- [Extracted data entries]

● ● ● ● ●

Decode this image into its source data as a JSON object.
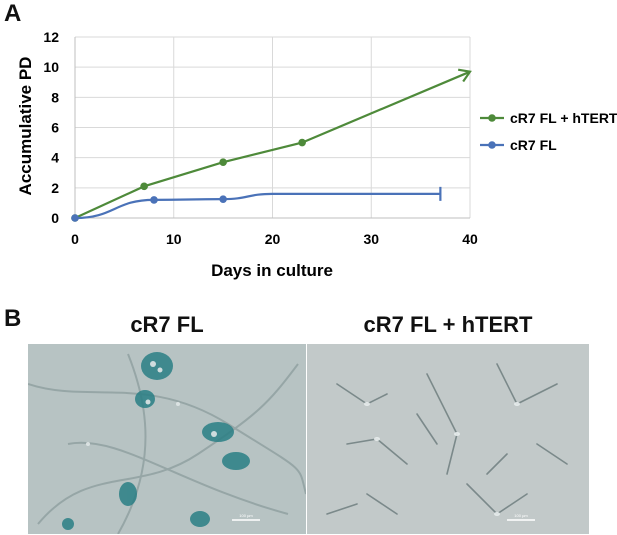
{
  "panels": {
    "a": "A",
    "b": "B"
  },
  "chart_data": {
    "type": "line",
    "title": "",
    "xlabel": "Days in culture",
    "ylabel": "Accumulative PD",
    "xlim": [
      0,
      40
    ],
    "ylim": [
      0,
      12
    ],
    "xticks": [
      0,
      10,
      20,
      30,
      40
    ],
    "yticks": [
      0,
      2,
      4,
      6,
      8,
      10,
      12
    ],
    "grid": true,
    "legend_position": "right",
    "series": [
      {
        "name": "cR7 FL + hTERT",
        "color": "#4e8a3a",
        "x": [
          0,
          7,
          15,
          23
        ],
        "y": [
          0,
          2.1,
          3.7,
          5.0
        ],
        "trend": {
          "x": [
            23,
            40
          ],
          "y": [
            5.0,
            9.7
          ]
        },
        "end_marker": "arrow"
      },
      {
        "name": "cR7 FL",
        "color": "#4a72b8",
        "x": [
          0,
          8,
          15
        ],
        "y": [
          0,
          1.2,
          1.25
        ],
        "trend": {
          "x": [
            15,
            20,
            37
          ],
          "y": [
            1.25,
            1.6,
            1.6
          ]
        },
        "end_marker": "bar"
      }
    ]
  },
  "images": [
    {
      "title": "cR7 FL",
      "scale": "100 µm"
    },
    {
      "title": "cR7 FL + hTERT",
      "scale": "100 µm"
    }
  ]
}
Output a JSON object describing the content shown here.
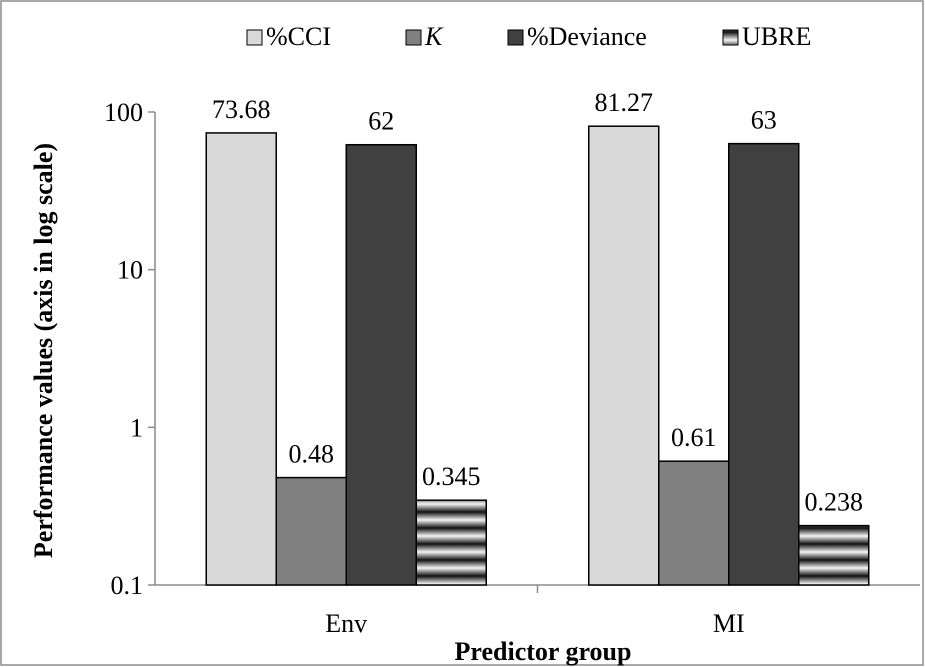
{
  "chart_data": {
    "type": "bar",
    "title": "",
    "xlabel": "Predictor group",
    "ylabel": "Performance values (axis in log scale)",
    "yscale": "log",
    "ylim": [
      0.1,
      100
    ],
    "yticks": [
      0.1,
      1,
      10,
      100
    ],
    "ytick_labels": [
      "0.1",
      "1",
      "10",
      "100"
    ],
    "grid": false,
    "legend": "top",
    "categories": [
      "Env",
      "MI"
    ],
    "series": [
      {
        "name": "%CCI",
        "values": [
          73.68,
          81.27
        ],
        "labels": [
          "73.68",
          "81.27"
        ],
        "color": "#d9d9d9",
        "pattern": "solid"
      },
      {
        "name": "K",
        "italic": true,
        "values": [
          0.48,
          0.61
        ],
        "labels": [
          "0.48",
          "0.61"
        ],
        "color": "#808080",
        "pattern": "solid"
      },
      {
        "name": "%Deviance",
        "values": [
          62,
          63
        ],
        "labels": [
          "62",
          "63"
        ],
        "color": "#404040",
        "pattern": "solid"
      },
      {
        "name": "UBRE",
        "values": [
          0.345,
          0.238
        ],
        "labels": [
          "0.345",
          "0.238"
        ],
        "color": "#000000",
        "pattern": "horizontal-bands"
      }
    ]
  }
}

● ● ● ● ●

- [Task instructions] Determine the number of lines containing "name". Write only that number.

- [Complete output] 6